— BEGIN GIVEN RECORDS —
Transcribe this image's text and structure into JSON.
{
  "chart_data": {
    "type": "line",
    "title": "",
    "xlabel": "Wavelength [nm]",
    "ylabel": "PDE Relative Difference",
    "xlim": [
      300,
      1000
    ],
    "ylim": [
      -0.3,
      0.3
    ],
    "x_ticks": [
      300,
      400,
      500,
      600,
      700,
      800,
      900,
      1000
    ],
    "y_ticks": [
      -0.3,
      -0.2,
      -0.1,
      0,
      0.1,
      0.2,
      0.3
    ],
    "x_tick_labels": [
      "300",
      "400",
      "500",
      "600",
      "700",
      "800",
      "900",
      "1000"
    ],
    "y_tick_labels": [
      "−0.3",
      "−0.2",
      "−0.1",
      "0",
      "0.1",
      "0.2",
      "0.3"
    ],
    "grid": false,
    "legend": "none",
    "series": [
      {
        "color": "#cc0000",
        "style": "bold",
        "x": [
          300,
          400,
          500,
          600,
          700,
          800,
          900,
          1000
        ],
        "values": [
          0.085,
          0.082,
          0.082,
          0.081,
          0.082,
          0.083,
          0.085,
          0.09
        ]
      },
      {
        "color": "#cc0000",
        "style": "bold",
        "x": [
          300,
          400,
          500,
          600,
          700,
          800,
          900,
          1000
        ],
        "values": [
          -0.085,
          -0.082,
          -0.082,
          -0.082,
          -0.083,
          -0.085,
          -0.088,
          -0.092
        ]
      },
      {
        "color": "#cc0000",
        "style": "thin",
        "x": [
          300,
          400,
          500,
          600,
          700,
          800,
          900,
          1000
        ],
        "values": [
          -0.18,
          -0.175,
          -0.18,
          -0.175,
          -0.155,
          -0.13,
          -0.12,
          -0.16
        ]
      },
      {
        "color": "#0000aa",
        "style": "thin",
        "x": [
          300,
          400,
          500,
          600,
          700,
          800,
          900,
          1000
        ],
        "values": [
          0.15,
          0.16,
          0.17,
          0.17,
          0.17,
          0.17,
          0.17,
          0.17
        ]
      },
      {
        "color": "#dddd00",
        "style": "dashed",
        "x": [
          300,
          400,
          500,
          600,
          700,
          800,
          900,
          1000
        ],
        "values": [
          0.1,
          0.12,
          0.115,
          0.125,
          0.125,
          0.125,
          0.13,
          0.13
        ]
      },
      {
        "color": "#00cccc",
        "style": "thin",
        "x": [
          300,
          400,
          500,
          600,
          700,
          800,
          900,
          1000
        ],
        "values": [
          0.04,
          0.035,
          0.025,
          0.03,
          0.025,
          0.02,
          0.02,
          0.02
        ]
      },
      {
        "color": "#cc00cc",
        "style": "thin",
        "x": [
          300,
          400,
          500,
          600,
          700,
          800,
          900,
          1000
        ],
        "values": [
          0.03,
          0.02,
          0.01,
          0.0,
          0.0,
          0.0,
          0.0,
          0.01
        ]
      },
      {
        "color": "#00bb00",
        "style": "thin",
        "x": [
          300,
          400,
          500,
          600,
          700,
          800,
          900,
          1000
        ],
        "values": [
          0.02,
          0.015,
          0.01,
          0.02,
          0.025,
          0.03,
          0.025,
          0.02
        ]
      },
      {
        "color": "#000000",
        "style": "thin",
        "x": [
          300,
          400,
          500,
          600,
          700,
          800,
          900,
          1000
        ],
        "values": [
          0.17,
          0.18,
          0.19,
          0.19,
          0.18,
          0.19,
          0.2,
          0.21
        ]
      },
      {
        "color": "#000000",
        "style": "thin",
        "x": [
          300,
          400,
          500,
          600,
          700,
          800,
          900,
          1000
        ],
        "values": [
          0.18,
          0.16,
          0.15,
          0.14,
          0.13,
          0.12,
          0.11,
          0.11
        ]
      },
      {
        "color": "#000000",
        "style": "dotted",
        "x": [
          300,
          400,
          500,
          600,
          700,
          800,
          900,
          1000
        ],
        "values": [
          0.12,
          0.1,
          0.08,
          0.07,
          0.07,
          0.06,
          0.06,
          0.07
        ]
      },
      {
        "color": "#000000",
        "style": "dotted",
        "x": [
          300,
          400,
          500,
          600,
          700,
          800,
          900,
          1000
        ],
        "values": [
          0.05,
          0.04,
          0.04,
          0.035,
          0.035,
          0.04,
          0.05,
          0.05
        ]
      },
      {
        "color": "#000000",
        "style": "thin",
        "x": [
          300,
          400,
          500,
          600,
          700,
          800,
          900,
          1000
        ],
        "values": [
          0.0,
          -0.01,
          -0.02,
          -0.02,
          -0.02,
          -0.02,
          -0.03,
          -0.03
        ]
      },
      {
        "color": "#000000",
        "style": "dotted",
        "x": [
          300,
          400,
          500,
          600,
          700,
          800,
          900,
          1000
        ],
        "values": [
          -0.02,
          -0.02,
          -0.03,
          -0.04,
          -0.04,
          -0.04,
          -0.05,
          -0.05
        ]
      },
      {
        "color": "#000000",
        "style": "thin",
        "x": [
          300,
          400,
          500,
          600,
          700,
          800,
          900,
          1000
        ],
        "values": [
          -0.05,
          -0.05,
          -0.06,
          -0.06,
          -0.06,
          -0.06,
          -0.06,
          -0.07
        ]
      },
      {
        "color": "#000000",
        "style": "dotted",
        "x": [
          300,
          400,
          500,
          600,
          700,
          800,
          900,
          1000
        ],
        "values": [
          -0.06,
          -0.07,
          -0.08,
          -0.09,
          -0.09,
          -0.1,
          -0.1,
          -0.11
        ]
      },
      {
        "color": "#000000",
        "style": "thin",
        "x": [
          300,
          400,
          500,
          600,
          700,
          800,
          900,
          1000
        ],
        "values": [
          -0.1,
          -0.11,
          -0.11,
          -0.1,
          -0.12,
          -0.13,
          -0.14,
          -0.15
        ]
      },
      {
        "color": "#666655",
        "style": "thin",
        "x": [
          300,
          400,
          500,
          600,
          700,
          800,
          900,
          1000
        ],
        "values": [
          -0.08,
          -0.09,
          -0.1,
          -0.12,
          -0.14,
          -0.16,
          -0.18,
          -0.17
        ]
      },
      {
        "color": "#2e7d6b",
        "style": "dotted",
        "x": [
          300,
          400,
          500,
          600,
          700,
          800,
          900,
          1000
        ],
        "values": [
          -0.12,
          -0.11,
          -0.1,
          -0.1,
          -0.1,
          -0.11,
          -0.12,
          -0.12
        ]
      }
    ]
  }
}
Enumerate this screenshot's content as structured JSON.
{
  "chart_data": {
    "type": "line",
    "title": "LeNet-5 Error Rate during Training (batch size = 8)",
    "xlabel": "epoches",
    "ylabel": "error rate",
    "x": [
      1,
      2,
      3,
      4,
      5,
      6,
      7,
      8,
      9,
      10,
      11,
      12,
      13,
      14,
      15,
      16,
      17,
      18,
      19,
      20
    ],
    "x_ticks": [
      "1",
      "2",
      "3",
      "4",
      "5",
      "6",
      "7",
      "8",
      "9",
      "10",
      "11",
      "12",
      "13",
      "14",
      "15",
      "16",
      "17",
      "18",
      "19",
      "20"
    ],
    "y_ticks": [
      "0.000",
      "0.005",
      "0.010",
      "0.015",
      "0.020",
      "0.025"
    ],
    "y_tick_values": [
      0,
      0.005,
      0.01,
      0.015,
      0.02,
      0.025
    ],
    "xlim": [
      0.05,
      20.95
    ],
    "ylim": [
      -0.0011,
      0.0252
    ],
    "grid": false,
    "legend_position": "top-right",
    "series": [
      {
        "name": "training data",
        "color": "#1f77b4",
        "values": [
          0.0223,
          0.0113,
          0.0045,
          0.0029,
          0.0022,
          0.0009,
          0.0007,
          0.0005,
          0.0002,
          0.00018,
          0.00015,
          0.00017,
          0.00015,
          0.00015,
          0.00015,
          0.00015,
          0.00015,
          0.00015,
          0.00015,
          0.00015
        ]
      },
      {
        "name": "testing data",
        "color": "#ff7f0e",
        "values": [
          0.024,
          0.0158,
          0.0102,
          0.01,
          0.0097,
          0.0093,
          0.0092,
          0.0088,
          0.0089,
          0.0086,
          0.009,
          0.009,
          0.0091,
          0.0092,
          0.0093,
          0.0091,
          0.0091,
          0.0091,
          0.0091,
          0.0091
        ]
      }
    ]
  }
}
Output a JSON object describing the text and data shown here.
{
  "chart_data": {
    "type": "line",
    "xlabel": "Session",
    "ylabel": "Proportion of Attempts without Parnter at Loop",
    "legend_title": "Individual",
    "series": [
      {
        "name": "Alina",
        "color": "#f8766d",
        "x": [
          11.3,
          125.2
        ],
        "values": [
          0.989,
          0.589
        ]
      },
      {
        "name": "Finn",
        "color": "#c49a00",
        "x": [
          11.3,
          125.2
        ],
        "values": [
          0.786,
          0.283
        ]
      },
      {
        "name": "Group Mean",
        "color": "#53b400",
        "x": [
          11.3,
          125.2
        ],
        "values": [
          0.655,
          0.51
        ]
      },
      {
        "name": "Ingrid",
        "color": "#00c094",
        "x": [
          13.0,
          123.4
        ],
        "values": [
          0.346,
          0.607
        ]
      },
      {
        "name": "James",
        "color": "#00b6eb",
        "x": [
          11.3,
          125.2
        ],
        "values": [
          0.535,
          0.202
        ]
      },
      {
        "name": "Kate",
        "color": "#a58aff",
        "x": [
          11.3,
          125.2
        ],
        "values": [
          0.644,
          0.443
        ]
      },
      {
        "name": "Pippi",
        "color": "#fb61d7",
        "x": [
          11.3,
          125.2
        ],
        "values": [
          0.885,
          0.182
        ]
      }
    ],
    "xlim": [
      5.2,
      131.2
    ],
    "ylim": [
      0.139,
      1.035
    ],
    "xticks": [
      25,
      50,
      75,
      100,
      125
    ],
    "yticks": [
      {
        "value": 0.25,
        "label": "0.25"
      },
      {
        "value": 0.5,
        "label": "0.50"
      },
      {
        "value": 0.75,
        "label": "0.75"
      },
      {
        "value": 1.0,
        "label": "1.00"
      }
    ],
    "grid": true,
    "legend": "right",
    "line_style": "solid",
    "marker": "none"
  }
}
— END GIVEN RECORDS —
> _WRITTEN REQUEST_: Search the listing for the word "right" and return each line that holds it.

> _THE COMPLETED TASK_:
    "legend_position": "top-right",
    "legend": "right",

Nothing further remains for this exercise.